● **Dataset excerpts**
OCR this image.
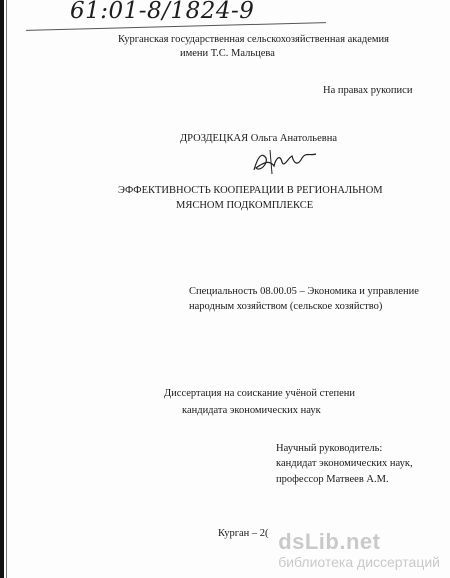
61:01-8/1824-9
Курганская государственная сельскохозяйственная академия
имени Т.С. Мальцева
На правах рукописи
ДРОЗДЕЦКАЯ Ольга Анатольевна
ЭФФЕКТИВНОСТЬ КООПЕРАЦИИ В РЕГИОНАЛЬНОМ
МЯСНОМ ПОДКОМПЛЕКСЕ
Специальность 08.00.05 – Экономика и управление
народным хозяйством (сельское хозяйство)
Диссертация на соискание учёной степени
кандидата экономических наук
Научный руководитель:
кандидат экономических наук,
профессор Матвеев А.М.
Курган – 2( dsLib.net
библиотека диссертаций
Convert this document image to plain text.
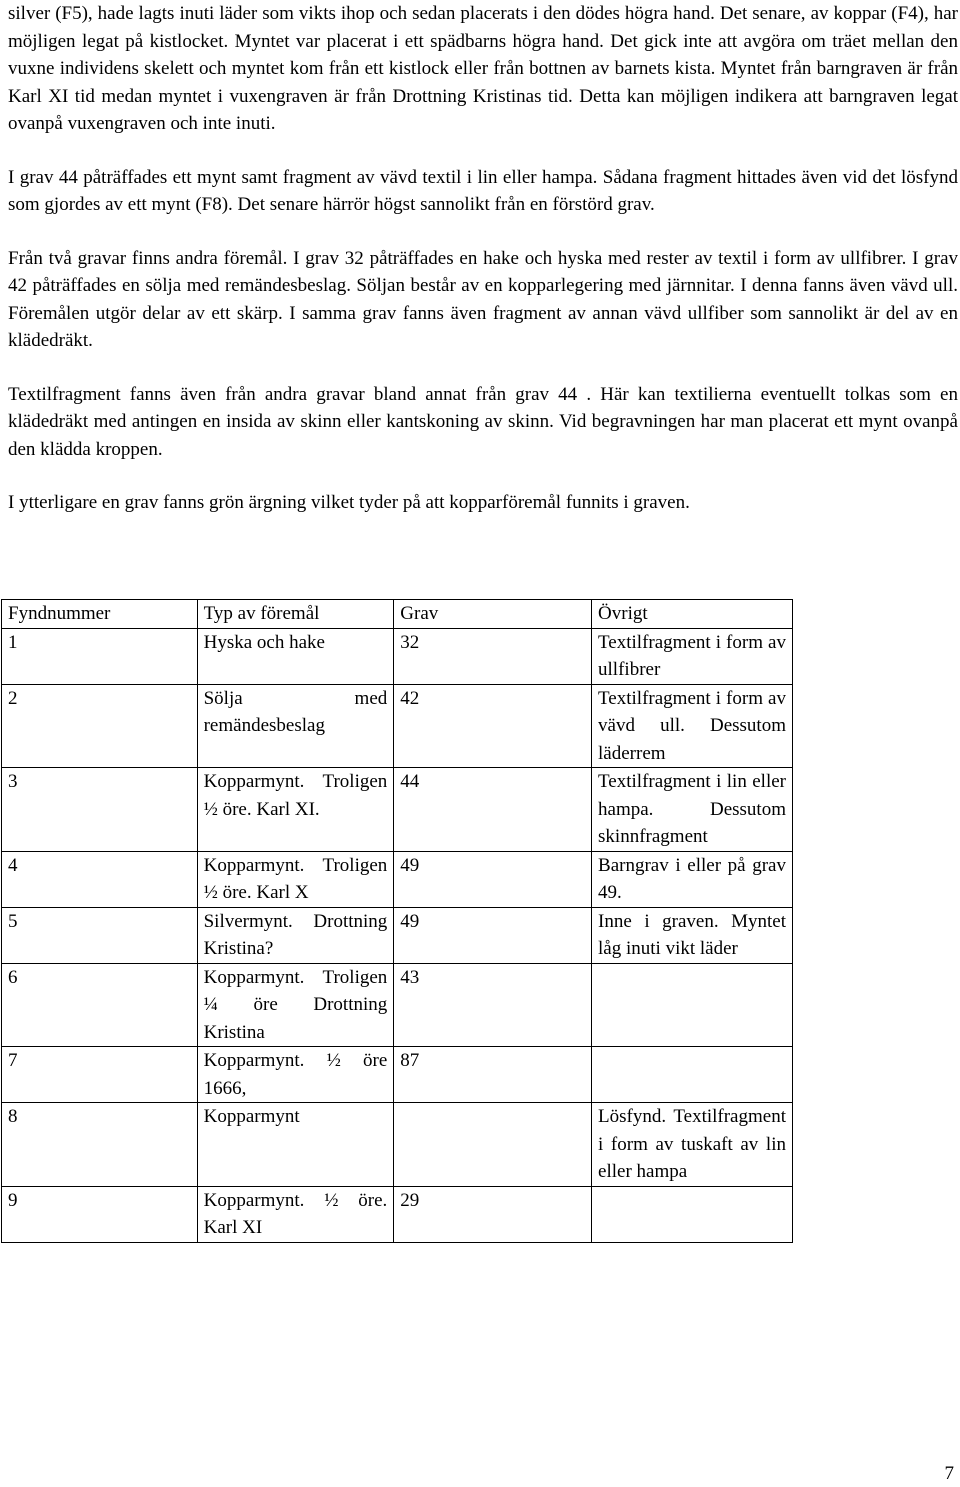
silver (F5), hade lagts inuti läder som vikts ihop och sedan placerats i den dödes högra hand. Det senare, av koppar (F4), har möjligen legat på kistlocket. Myntet var placerat i ett spädbarns högra hand. Det gick inte att avgöra om träet mellan den vuxne individens skelett och myntet kom från ett kistlock eller från bottnen av barnets kista. Myntet från barngraven är från Karl XI tid medan myntet i vuxengraven är från Drottning Kristinas tid. Detta kan möjligen indikera att barngraven legat ovanpå vuxengraven och inte inuti.

I grav 44 påträffades ett mynt samt fragment av vävd textil i lin eller hampa. Sådana fragment hittades även vid det lösfynd som gjordes av ett mynt (F8). Det senare härrör högst sannolikt från en förstörd grav.

Från två gravar finns andra föremål. I grav 32 påträffades en hake och hyska med rester av textil i form av ullfibrer. I grav 42 påträffades en sölja med remändesbeslag. Söljan består av en kopparlegering med järnnitar. I denna fanns även vävd ull. Föremålen utgör delar av ett skärp. I samma grav fanns även fragment av annan vävd ullfiber som sannolikt är del av en klädedräkt.

Textilfragment fanns även från andra gravar bland annat från grav 44 . Här kan textilierna eventuellt tolkas som en klädedräkt med antingen en insida av skinn eller kantskoning av skinn. Vid begravningen har man placerat ett mynt ovanpå den klädda kroppen.

I ytterligare en grav fanns grön ärgning vilket tyder på att kopparföremål funnits i graven.

Fyndnummer	Typ av föremål	Grav	Övrigt
1	Hyska och hake	32	Textilfragment i form av ullfibrer
2	Sölja med remändesbeslag	42	Textilfragment i form av vävd ull. Dessutom läderrem
3	Kopparmynt. Troligen ½ öre. Karl XI.	44	Textilfragment i lin eller hampa. Dessutom skinnfragment
4	Kopparmynt. Troligen ½ öre. Karl X	49	Barngrav i eller på grav 49.
5	Silvermynt. Drottning Kristina?	49	Inne i graven. Myntet låg inuti vikt läder
6	Kopparmynt. Troligen ¼ öre Drottning Kristina	43	
7	Kopparmynt. ½ öre 1666,	87	
8	Kopparmynt		Lösfynd. Textilfragment i form av tuskaft av lin eller hampa
9	Kopparmynt. ½ öre. Karl XI	29	
7
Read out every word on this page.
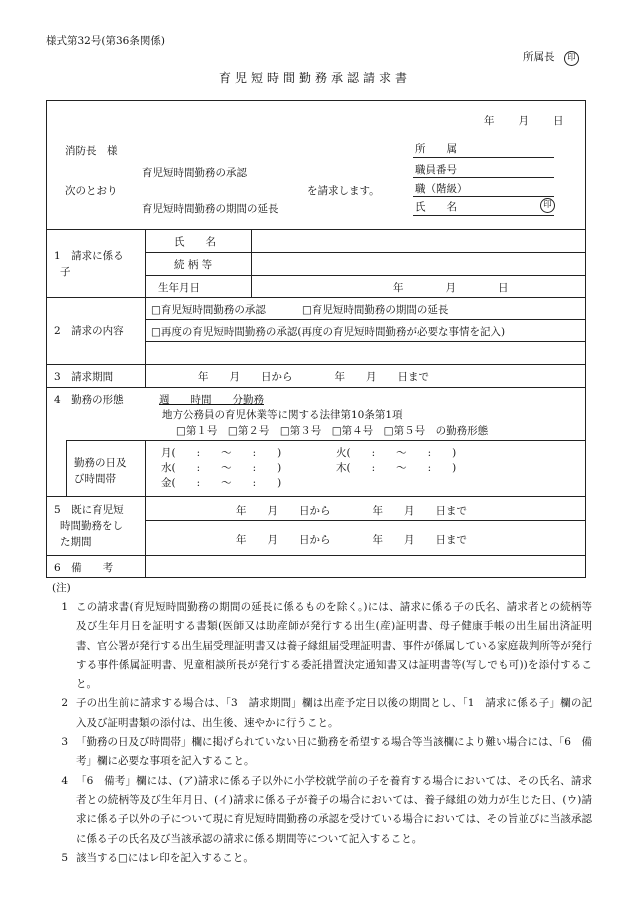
様式第32号(第36条関係)
所属長 印
育児短時間勤務承認請求書
年　　月　　日
消防長　様
育児短時間勤務の承認
次のとおり	を請求します。
育児短時間勤務の期間の延長
所　　属
職員番号
職（階級）
氏　　名	印
1　請求に係る
子
氏　　名
続 柄 等
生年月日	年　　　　月　　　　日
2　請求の内容
□育児短時間勤務の承認	□育児短時間勤務の期間の延長
□再度の育児短時間勤務の承認(再度の育児短時間勤務が必要な事情を記入)
3　請求期間	年　　月　　日から　　　　年　　月　　日まで
4　勤務の形態	週　　時間　　分勤務
地方公務員の育児休業等に関する法律第10条第1項
□第１号　□第２号　□第３号　□第４号　□第５号　の勤務形態
勤務の日及
び時間帯
月(　　:　　～　　:　　)	火(　　:　　～　　:　　)
水(　　:　　～　　:　　)	木(　　:　　～　　:　　)
金(　　:　　～　　:　　)
5　既に育児短
時間勤務をし
た期間
年　　月　　日から　　　　年　　月　　日まで
年　　月　　日から　　　　年　　月　　日まで
6　備　　考
(注)
1 この請求書(育児短時間勤務の期間の延長に係るものを除く。)には、請求に係る子の氏名、請求者との続柄等及び生年月日を証明する書類(医師又は助産師が発行する出生(産)証明書、母子健康手帳の出生届出済証明書、官公署が発行する出生届受理証明書又は養子縁組届受理証明書、事件が係属している家庭裁判所等が発行する事件係属証明書、児童相談所長が発行する委託措置決定通知書又は証明書等(写しでも可))を添付すること。
2 子の出生前に請求する場合は、「3　請求期間」欄は出産予定日以後の期間とし、「1　請求に係る子」欄の記入及び証明書類の添付は、出生後、速やかに行うこと。
3 「勤務の日及び時間帯」欄に掲げられていない日に勤務を希望する場合等当該欄により難い場合には、「6　備考」欄に必要な事項を記入すること。
4 「6　備考」欄には、(ア)請求に係る子以外に小学校就学前の子を養育する場合においては、その氏名、請求者との続柄等及び生年月日、(イ)請求に係る子が養子の場合においては、養子縁組の効力が生じた日、(ウ)請求に係る子以外の子について現に育児短時間勤務の承認を受けている場合においては、その旨並びに当該承認に係る子の氏名及び当該承認の請求に係る期間等について記入すること。
5 該当する□にはレ印を記入すること。
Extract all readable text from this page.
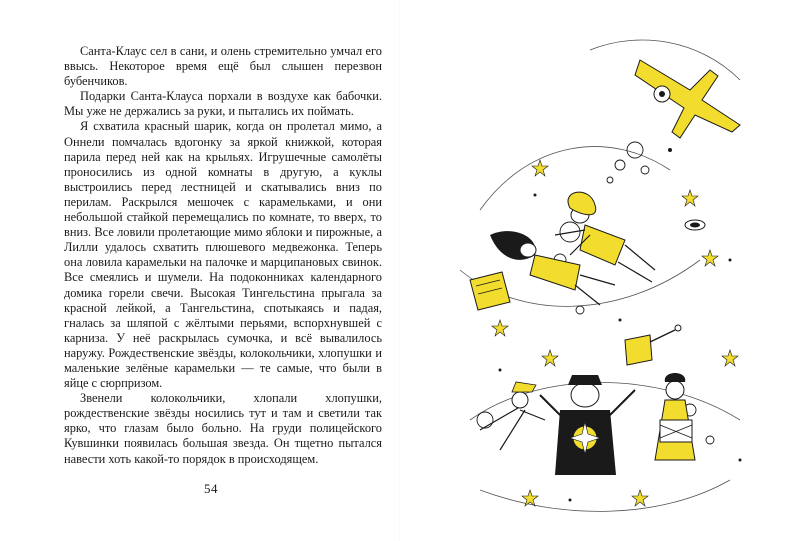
Санта-Клаус сел в сани, и олень стремительно умчал его ввысь. Некоторое время ещё был слышен перезвон бубенчиков.

Подарки Санта-Клауса порхали в воздухе как бабочки. Мы уже не держались за руки, и пытались их поймать.

Я схватила красный шарик, когда он пролетал мимо, а Оннели помчалась вдогонку за яркой книжкой, которая парила перед ней как на крыльях. Игрушечные самолёты проносились из одной комнаты в другую, а куклы выстроились перед лестницей и скатывались вниз по перилам. Раскрылся мешочек с карамельками, и они небольшой стайкой перемещались по комнате, то вверх, то вниз. Все ловили пролетающие мимо яблоки и пирожные, а Лилли удалось схватить плюшевого медвежонка. Теперь она ловила карамельки на палочке и марципановых свинок. Все смеялись и шумели. На подоконниках календарного домика горели свечи. Высокая Тингельстина прыгала за красной лейкой, а Тангельстина, спотыкаясь и падая, гналась за шляпой с жёлтыми перьями, вспорхнувшей с карниза. У неё раскрылась сумочка, и всё вывалилось наружу. Рождественские звёзды, колокольчики, хлопушки и маленькие зелёные карамельки — те самые, что были в яйце с сюрпризом.

Звенели колокольчики, хлопали хлопушки, рождественские звёзды носились тут и там и светили так ярко, что глазам было больно. На груди полицейского Кувшинки появилась большая звезда. Он тщетно пытался навести хоть какой-то порядок в происходящем.

54
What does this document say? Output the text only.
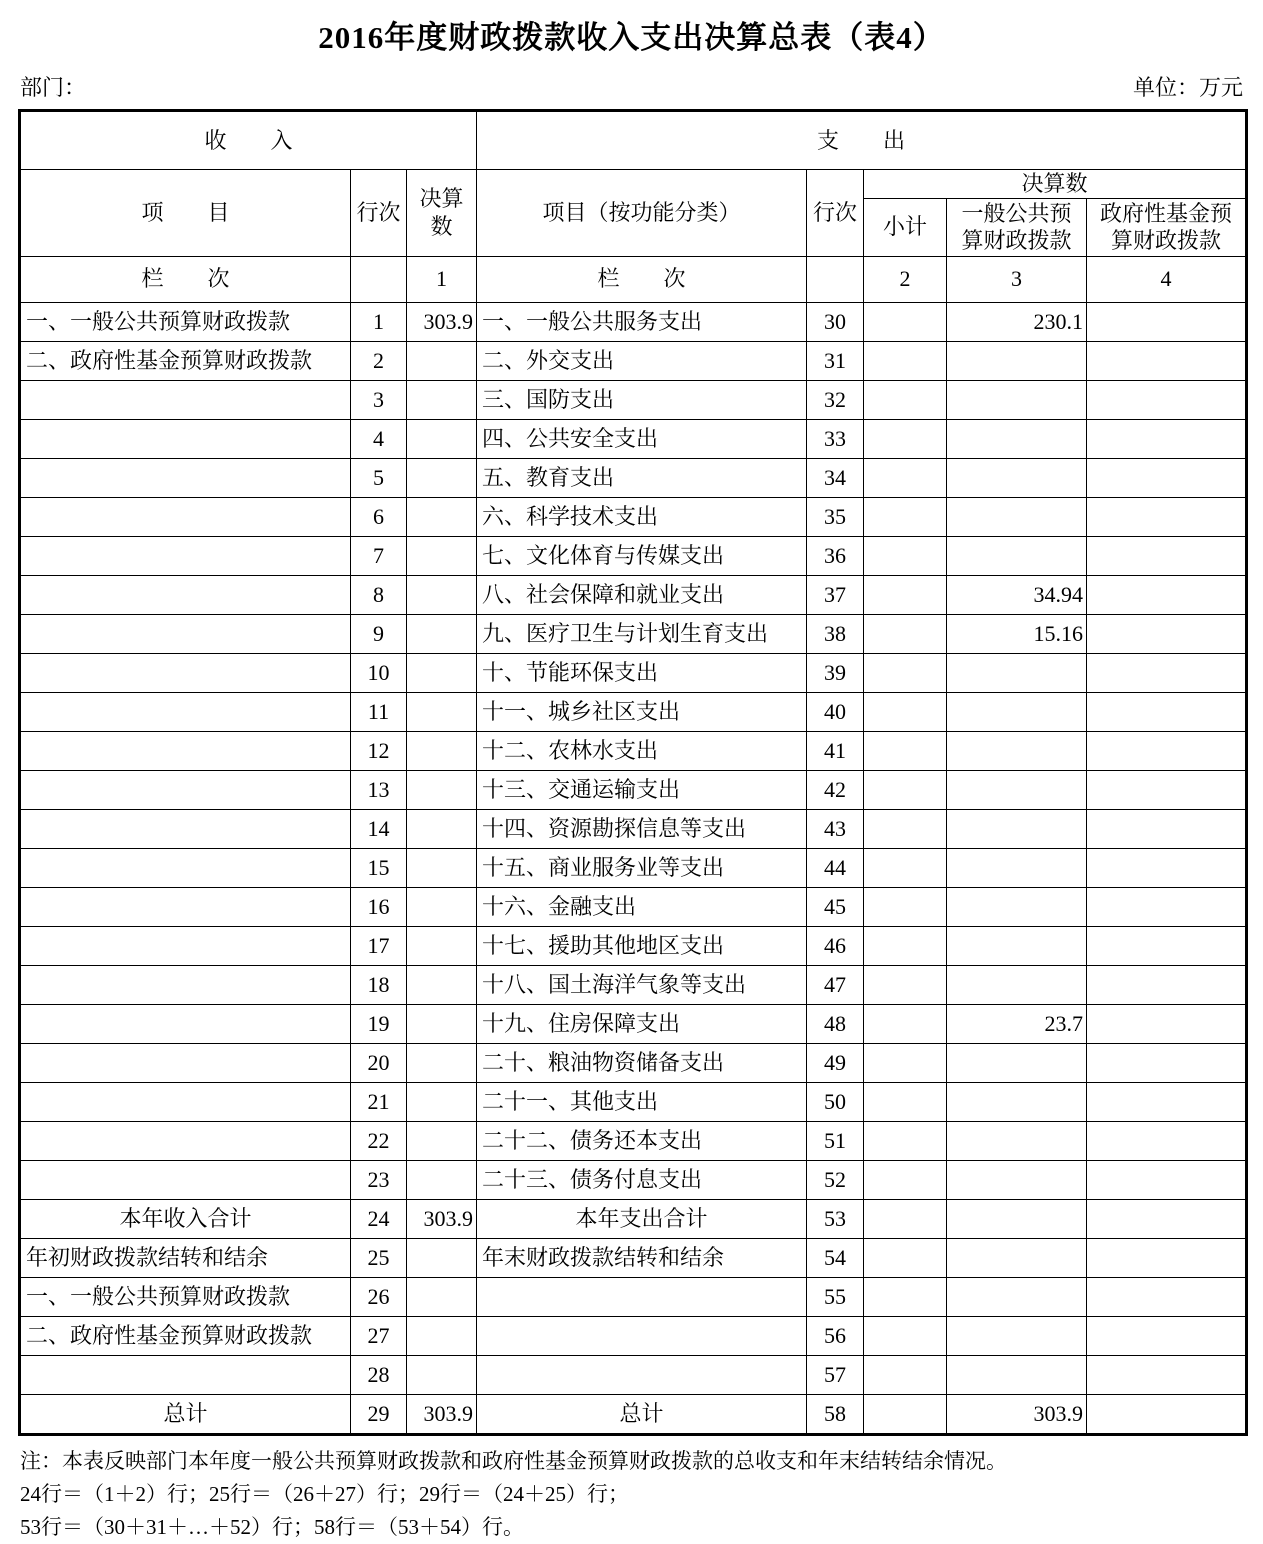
2016年度财政拨款收入支出决算总表（表4）
部门：	单位：万元
收　　入			支　　出				
项　　目	行次	决算数	项目（按功能分类）	行次	决算数		
					小计	一般公共预算财政拨款	政府性基金预算财政拨款
栏　　次		1	栏　　次		2	3	4
一、一般公共预算财政拨款	1	303.9	一、一般公共服务支出	30		230.1	
二、政府性基金预算财政拨款	2		二、外交支出	31			
	3		三、国防支出	32			
	4		四、公共安全支出	33			
	5		五、教育支出	34			
	6		六、科学技术支出	35			
	7		七、文化体育与传媒支出	36			
	8		八、社会保障和就业支出	37		34.94	
	9		九、医疗卫生与计划生育支出	38		15.16	
	10		十、节能环保支出	39			
	11		十一、城乡社区支出	40			
	12		十二、农林水支出	41			
	13		十三、交通运输支出	42			
	14		十四、资源勘探信息等支出	43			
	15		十五、商业服务业等支出	44			
	16		十六、金融支出	45			
	17		十七、援助其他地区支出	46			
	18		十八、国土海洋气象等支出	47			
	19		十九、住房保障支出	48		23.7	
	20		二十、粮油物资储备支出	49			
	21		二十一、其他支出	50			
	22		二十二、债务还本支出	51			
	23		二十三、债务付息支出	52			
本年收入合计	24	303.9	本年支出合计	53			
年初财政拨款结转和结余	25		年末财政拨款结转和结余	54			
一、一般公共预算财政拨款	26			55			
二、政府性基金预算财政拨款	27			56			
	28			57			
总计	29	303.9	总计	58		303.9	
注：本表反映部门本年度一般公共预算财政拨款和政府性基金预算财政拨款的总收支和年末结转结余情况。
24行＝（1＋2）行；25行＝（26＋27）行；29行＝（24＋25）行；
53行＝（30＋31＋…＋52）行；58行＝（53＋54）行。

● **Given instruction**
Look for the word "наук" and return every line where it occurs.

● **Solution**
кандидата экономических наук
кандидат экономических наук,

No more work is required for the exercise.